- Your instructions -
Rewrite the lines between the one containing "Itemize the components" and the one containing "node-si-humas: SI HUMAS (769, 379, 915, 416)", inclusive, replacing "section-divider" with "section-separator" and leaving everything else unchanged.

- Data for this exercise -
····················
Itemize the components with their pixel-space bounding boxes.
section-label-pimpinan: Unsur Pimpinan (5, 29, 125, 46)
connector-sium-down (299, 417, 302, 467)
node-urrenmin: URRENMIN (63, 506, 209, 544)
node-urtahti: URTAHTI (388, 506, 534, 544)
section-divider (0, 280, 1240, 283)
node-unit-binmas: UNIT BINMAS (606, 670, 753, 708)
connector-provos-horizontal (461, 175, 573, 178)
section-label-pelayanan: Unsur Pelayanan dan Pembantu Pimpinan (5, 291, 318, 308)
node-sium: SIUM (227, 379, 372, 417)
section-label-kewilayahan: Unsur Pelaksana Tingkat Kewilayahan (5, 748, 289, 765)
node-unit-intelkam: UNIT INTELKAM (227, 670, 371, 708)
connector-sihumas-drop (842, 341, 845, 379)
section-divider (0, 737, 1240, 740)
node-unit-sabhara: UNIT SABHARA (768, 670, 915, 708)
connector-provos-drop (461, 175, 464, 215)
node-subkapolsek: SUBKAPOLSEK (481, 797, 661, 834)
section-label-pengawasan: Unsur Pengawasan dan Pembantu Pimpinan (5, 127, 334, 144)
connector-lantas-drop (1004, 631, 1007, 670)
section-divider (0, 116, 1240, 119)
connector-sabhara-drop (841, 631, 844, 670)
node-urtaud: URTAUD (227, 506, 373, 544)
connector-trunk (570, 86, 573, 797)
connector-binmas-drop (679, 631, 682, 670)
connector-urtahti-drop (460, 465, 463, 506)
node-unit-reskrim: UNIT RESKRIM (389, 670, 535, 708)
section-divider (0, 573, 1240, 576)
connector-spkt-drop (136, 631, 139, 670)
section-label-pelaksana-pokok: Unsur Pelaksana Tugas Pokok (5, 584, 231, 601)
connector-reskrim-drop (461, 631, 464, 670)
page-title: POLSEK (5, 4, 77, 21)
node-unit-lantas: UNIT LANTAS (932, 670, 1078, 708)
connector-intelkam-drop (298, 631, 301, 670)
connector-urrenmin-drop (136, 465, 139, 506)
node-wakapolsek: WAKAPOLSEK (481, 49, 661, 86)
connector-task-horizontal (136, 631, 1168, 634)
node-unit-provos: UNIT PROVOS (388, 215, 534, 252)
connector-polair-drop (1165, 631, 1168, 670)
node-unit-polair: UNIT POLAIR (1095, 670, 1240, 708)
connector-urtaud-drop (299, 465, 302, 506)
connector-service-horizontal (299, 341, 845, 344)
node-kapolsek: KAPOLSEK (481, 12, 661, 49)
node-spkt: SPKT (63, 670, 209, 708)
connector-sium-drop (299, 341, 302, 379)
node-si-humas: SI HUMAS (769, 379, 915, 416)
····················
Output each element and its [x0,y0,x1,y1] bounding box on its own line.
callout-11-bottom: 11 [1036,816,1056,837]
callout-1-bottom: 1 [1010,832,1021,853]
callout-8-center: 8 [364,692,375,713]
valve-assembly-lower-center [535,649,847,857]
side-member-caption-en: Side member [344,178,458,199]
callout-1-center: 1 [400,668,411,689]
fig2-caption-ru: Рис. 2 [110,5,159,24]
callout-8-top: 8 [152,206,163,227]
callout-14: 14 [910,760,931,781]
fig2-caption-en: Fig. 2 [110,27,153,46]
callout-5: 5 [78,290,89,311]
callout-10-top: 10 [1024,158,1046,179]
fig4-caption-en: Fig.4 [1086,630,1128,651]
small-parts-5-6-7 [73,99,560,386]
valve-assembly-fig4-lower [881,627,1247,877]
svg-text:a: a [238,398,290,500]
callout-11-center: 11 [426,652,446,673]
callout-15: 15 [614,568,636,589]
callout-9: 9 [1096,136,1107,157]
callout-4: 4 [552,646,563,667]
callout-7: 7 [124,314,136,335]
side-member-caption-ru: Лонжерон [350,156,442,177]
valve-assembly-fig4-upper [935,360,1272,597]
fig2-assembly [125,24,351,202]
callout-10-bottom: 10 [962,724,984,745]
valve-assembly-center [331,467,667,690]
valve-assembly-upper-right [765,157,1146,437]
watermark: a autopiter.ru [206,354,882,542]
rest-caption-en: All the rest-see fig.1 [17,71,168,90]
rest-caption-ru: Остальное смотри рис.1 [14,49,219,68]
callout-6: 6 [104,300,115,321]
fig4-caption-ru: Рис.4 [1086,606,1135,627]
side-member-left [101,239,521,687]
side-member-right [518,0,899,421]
····················
- Answer to this problem -
Itemize the components with their pixel-space bounding boxes.
section-label-pimpinan: Unsur Pimpinan (5, 29, 125, 46)
connector-sium-down (299, 417, 302, 467)
node-urrenmin: URRENMIN (63, 506, 209, 544)
node-urtahti: URTAHTI (388, 506, 534, 544)
section-separator (0, 280, 1240, 283)
node-unit-binmas: UNIT BINMAS (606, 670, 753, 708)
connector-provos-horizontal (461, 175, 573, 178)
section-label-pelayanan: Unsur Pelayanan dan Pembantu Pimpinan (5, 291, 318, 308)
node-sium: SIUM (227, 379, 372, 417)
section-label-kewilayahan: Unsur Pelaksana Tingkat Kewilayahan (5, 748, 289, 765)
node-unit-intelkam: UNIT INTELKAM (227, 670, 371, 708)
connector-sihumas-drop (842, 341, 845, 379)
section-separator (0, 737, 1240, 740)
node-unit-sabhara: UNIT SABHARA (768, 670, 915, 708)
connector-provos-drop (461, 175, 464, 215)
node-subkapolsek: SUBKAPOLSEK (481, 797, 661, 834)
section-label-pengawasan: Unsur Pengawasan dan Pembantu Pimpinan (5, 127, 334, 144)
connector-lantas-drop (1004, 631, 1007, 670)
section-separator (0, 116, 1240, 119)
connector-sabhara-drop (841, 631, 844, 670)
node-urtaud: URTAUD (227, 506, 373, 544)
connector-trunk (570, 86, 573, 797)
connector-binmas-drop (679, 631, 682, 670)
connector-urtahti-drop (460, 465, 463, 506)
node-unit-reskrim: UNIT RESKRIM (389, 670, 535, 708)
section-separator (0, 573, 1240, 576)
connector-spkt-drop (136, 631, 139, 670)
section-label-pelaksana-pokok: Unsur Pelaksana Tugas Pokok (5, 584, 231, 601)
connector-reskrim-drop (461, 631, 464, 670)
page-title: POLSEK (5, 4, 77, 21)
node-unit-lantas: UNIT LANTAS (932, 670, 1078, 708)
connector-intelkam-drop (298, 631, 301, 670)
connector-urrenmin-drop (136, 465, 139, 506)
node-wakapolsek: WAKAPOLSEK (481, 49, 661, 86)
connector-task-horizontal (136, 631, 1168, 634)
node-unit-provos: UNIT PROVOS (388, 215, 534, 252)
connector-polair-drop (1165, 631, 1168, 670)
node-unit-polair: UNIT POLAIR (1095, 670, 1240, 708)
connector-urtaud-drop (299, 465, 302, 506)
connector-service-horizontal (299, 341, 845, 344)
node-kapolsek: KAPOLSEK (481, 12, 661, 49)
node-spkt: SPKT (63, 670, 209, 708)
connector-sium-drop (299, 341, 302, 379)
node-si-humas: SI HUMAS (769, 379, 915, 416)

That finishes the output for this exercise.